Which lines contain the string "szybciej"? Please list every one of them.

— Start INPUT ROWS —

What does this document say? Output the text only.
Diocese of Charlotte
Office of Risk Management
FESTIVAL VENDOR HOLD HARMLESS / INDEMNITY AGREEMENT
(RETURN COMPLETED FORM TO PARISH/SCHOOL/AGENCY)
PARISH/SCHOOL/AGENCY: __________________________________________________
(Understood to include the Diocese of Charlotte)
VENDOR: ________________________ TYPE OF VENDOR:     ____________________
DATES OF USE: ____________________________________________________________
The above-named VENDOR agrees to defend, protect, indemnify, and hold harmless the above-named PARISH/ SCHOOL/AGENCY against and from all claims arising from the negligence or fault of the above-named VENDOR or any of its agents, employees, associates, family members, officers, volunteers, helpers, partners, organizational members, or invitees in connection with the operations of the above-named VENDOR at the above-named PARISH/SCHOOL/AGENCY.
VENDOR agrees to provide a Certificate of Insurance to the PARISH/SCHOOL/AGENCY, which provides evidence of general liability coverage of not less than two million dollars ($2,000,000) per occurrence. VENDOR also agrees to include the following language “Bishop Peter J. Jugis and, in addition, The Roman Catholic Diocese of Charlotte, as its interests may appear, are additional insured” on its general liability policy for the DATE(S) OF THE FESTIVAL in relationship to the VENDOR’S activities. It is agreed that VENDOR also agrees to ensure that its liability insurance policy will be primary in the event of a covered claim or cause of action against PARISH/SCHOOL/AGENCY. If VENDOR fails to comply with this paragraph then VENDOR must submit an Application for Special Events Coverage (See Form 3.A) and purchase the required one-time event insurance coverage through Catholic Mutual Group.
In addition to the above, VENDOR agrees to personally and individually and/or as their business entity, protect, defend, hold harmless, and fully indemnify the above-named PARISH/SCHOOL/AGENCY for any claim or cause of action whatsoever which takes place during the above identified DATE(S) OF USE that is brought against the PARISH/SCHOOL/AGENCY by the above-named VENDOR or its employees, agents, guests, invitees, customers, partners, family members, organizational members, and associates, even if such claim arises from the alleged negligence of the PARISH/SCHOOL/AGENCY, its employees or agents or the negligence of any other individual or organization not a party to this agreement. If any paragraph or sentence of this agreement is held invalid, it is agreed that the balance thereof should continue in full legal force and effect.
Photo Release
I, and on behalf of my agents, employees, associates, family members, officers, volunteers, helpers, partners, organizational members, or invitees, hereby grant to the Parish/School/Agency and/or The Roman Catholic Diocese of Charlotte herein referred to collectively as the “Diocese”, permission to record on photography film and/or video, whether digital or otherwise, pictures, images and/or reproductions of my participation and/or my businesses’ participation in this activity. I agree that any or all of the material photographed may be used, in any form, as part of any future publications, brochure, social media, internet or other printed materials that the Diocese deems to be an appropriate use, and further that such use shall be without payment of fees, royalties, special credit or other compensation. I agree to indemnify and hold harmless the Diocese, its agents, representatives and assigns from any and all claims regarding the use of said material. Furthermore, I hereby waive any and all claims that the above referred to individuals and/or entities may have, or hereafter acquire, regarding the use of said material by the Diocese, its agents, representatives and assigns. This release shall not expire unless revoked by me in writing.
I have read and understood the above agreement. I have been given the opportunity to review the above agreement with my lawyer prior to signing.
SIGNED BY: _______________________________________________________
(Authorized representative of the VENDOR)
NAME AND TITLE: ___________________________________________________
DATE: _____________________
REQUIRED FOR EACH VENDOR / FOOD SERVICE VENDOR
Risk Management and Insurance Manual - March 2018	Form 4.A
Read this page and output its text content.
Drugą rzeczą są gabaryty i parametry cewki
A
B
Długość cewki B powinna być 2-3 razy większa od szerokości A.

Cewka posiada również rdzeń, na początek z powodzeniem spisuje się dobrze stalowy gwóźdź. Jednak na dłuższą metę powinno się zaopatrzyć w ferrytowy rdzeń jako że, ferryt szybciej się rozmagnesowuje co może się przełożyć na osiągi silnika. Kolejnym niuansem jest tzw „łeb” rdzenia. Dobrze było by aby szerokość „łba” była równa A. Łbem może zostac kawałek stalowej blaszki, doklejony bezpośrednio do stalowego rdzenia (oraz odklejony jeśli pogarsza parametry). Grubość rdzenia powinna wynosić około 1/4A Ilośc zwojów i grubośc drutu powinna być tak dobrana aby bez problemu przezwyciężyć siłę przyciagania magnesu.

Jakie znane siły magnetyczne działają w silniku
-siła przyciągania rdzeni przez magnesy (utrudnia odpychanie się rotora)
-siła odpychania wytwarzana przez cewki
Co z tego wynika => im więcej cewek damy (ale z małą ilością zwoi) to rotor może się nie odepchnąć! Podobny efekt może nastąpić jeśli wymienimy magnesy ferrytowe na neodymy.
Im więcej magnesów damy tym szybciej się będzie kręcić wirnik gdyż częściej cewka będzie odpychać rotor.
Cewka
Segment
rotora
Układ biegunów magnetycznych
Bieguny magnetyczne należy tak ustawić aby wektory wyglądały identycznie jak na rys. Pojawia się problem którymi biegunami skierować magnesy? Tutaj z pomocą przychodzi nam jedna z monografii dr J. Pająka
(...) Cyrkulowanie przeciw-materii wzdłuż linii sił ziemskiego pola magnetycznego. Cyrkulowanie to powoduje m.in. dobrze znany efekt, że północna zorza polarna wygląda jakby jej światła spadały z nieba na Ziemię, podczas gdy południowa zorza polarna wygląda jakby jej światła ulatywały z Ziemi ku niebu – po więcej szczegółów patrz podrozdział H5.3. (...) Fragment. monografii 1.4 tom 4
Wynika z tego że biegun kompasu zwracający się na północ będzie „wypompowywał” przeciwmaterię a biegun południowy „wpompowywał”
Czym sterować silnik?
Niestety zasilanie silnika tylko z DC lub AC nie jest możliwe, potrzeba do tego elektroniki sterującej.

— End INPUT ROWS —
— Start INPUT ROWS —

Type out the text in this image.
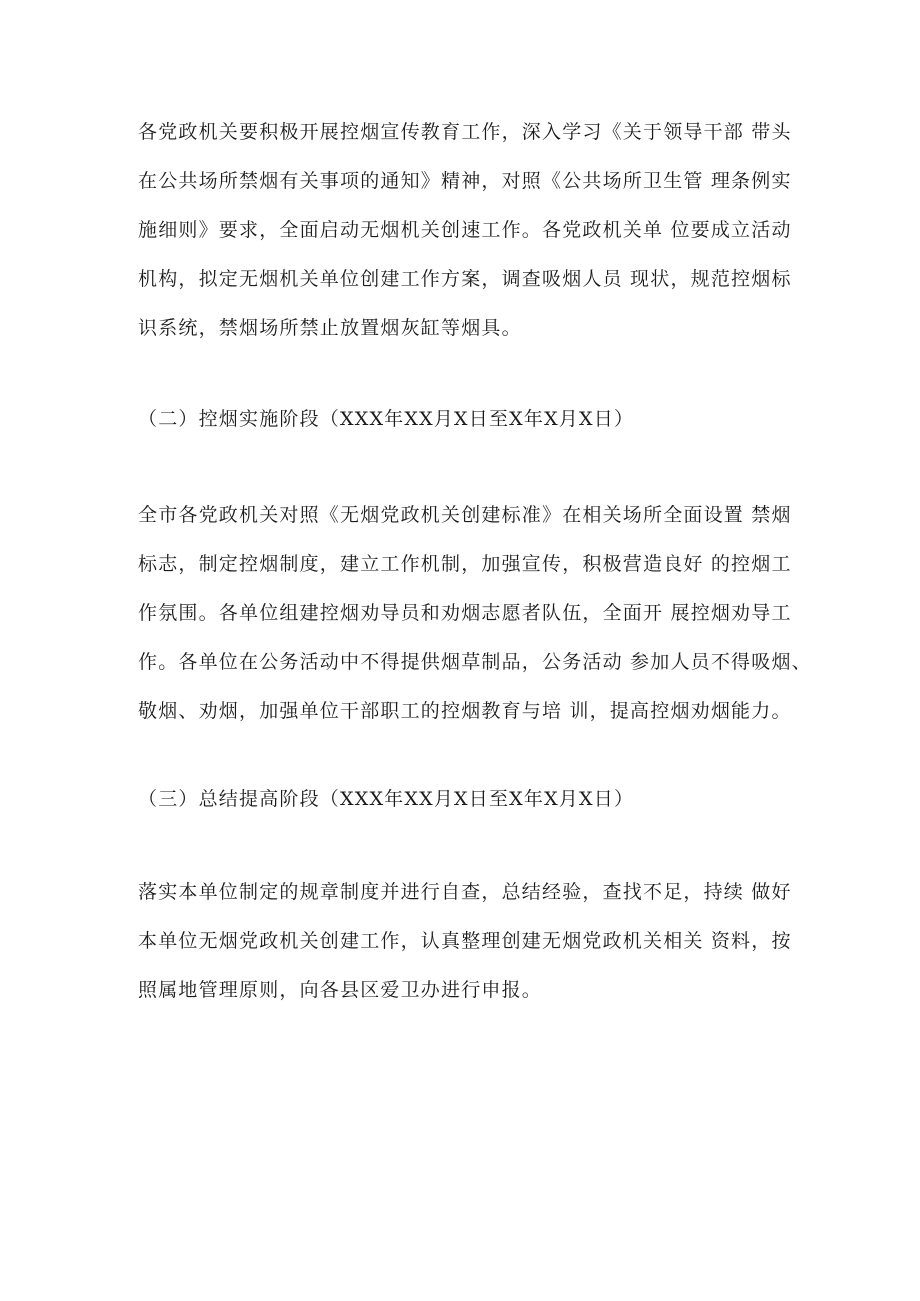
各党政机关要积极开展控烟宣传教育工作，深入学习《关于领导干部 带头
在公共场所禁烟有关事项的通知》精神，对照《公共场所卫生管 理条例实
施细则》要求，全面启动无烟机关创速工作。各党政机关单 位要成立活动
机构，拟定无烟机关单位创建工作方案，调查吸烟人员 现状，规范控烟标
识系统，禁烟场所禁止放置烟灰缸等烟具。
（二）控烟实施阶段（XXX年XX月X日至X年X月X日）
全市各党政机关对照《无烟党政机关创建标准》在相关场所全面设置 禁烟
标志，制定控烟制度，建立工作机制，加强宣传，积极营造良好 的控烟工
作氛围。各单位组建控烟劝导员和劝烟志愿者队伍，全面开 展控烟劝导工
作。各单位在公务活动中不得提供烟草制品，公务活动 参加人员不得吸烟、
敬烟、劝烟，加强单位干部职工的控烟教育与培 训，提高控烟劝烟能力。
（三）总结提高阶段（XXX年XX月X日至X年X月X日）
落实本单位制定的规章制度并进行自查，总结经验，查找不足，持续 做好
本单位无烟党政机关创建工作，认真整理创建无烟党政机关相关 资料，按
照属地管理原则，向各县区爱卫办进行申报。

— End INPUT ROWS —

* CORRECT OUTPUT
Cewka posiada również rdzeń, na początek z powodzeniem spisuje się dobrze stalowy gwóźdź. Jednak na dłuższą metę powinno się zaopatrzyć w ferrytowy rdzeń jako że, ferryt szybciej się rozmagnesowuje co może się przełożyć na osiągi silnika. Kolejnym niuansem jest tzw „łeb” rdzenia. Dobrze było by aby szerokość „łba” była równa A. Łbem może zostac kawałek stalowej blaszki, doklejony bezpośrednio do stalowego rdzenia (oraz odklejony jeśli pogarsza parametry). Grubość rdzenia powinna wynosić około 1/4A Ilośc zwojów i grubośc drutu powinna być tak dobrana aby bez problemu przezwyciężyć siłę przyciagania magnesu.
Im więcej magnesów damy tym szybciej się będzie kręcić wirnik gdyż częściej cewka będzie odpychać rotor.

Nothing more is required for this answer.